Extracted data entries

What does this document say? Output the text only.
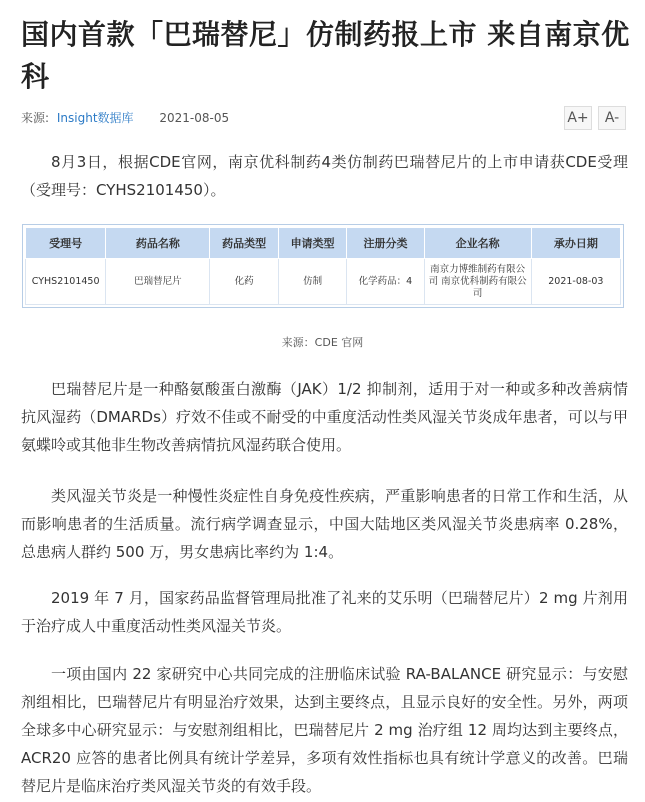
国内首款「巴瑞替尼」仿制药报上市 来自南京优科
来源: Insight数据库 2021-08-05	A+	A-

8月3日，根据CDE官网，南京优科制药4类仿制药巴瑞替尼片的上市申请获CDE受理（受理号：CYHS2101450）。

受理号	药品名称	药品类型	申请类型	注册分类	企业名称	承办日期
CYHS2101450	巴瑞替尼片	化药	仿制	化学药品：4	南京力博维制药有限公司 南京优科制药有限公司	2021-08-03
来源：CDE 官网

巴瑞替尼片是一种酪氨酸蛋白激酶（JAK）1/2 抑制剂，适用于对一种或多种改善病情抗风湿药（DMARDs）疗效不佳或不耐受的中重度活动性类风湿关节炎成年患者，可以与甲氨蝶呤或其他非生物改善病情抗风湿药联合使用。

类风湿关节炎是一种慢性炎症性自身免疫性疾病，严重影响患者的日常工作和生活，从而影响患者的生活质量。流行病学调查显示，中国大陆地区类风湿关节炎患病率 0.28%，总患病人群约 500 万，男女患病比率约为 1:4。

2019 年 7 月，国家药品监督管理局批准了礼来的艾乐明（巴瑞替尼片）2 mg 片剂用于治疗成人中重度活动性类风湿关节炎。

一项由国内 22 家研究中心共同完成的注册临床试验 RA-BALANCE 研究显示：与安慰剂组相比，巴瑞替尼片有明显治疗效果，达到主要终点，且显示良好的安全性。另外，两项全球多中心研究显示：与安慰剂组相比，巴瑞替尼片 2 mg 治疗组 12 周均达到主要终点，ACR20 应答的患者比例具有统计学差异，多项有效性指标也具有统计学意义的改善。巴瑞替尼片是临床治疗类风湿关节炎的有效手段。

TO DO: Except for the pictures, give all the material above again verbatim.

FULL SOLUTION:
What does this document say? Output the text only.
国内首款「巴瑞替尼」仿制药报上市 来自南京优科
来源: Insight数据库 2021-08-05	A+	A-

8月3日，根据CDE官网，南京优科制药4类仿制药巴瑞替尼片的上市申请获CDE受理（受理号：CYHS2101450）。

受理号	药品名称	药品类型	申请类型	注册分类	企业名称	承办日期
CYHS2101450	巴瑞替尼片	化药	仿制	化学药品：4	南京力博维制药有限公司 南京优科制药有限公司	2021-08-03
来源：CDE 官网

巴瑞替尼片是一种酪氨酸蛋白激酶（JAK）1/2 抑制剂，适用于对一种或多种改善病情抗风湿药（DMARDs）疗效不佳或不耐受的中重度活动性类风湿关节炎成年患者，可以与甲氨蝶呤或其他非生物改善病情抗风湿药联合使用。

类风湿关节炎是一种慢性炎症性自身免疫性疾病，严重影响患者的日常工作和生活，从而影响患者的生活质量。流行病学调查显示，中国大陆地区类风湿关节炎患病率 0.28%，总患病人群约 500 万，男女患病比率约为 1:4。

2019 年 7 月，国家药品监督管理局批准了礼来的艾乐明（巴瑞替尼片）2 mg 片剂用于治疗成人中重度活动性类风湿关节炎。

一项由国内 22 家研究中心共同完成的注册临床试验 RA-BALANCE 研究显示：与安慰剂组相比，巴瑞替尼片有明显治疗效果，达到主要终点，且显示良好的安全性。另外，两项全球多中心研究显示：与安慰剂组相比，巴瑞替尼片 2 mg 治疗组 12 周均达到主要终点，ACR20 应答的患者比例具有统计学差异，多项有效性指标也具有统计学意义的改善。巴瑞替尼片是临床治疗类风湿关节炎的有效手段。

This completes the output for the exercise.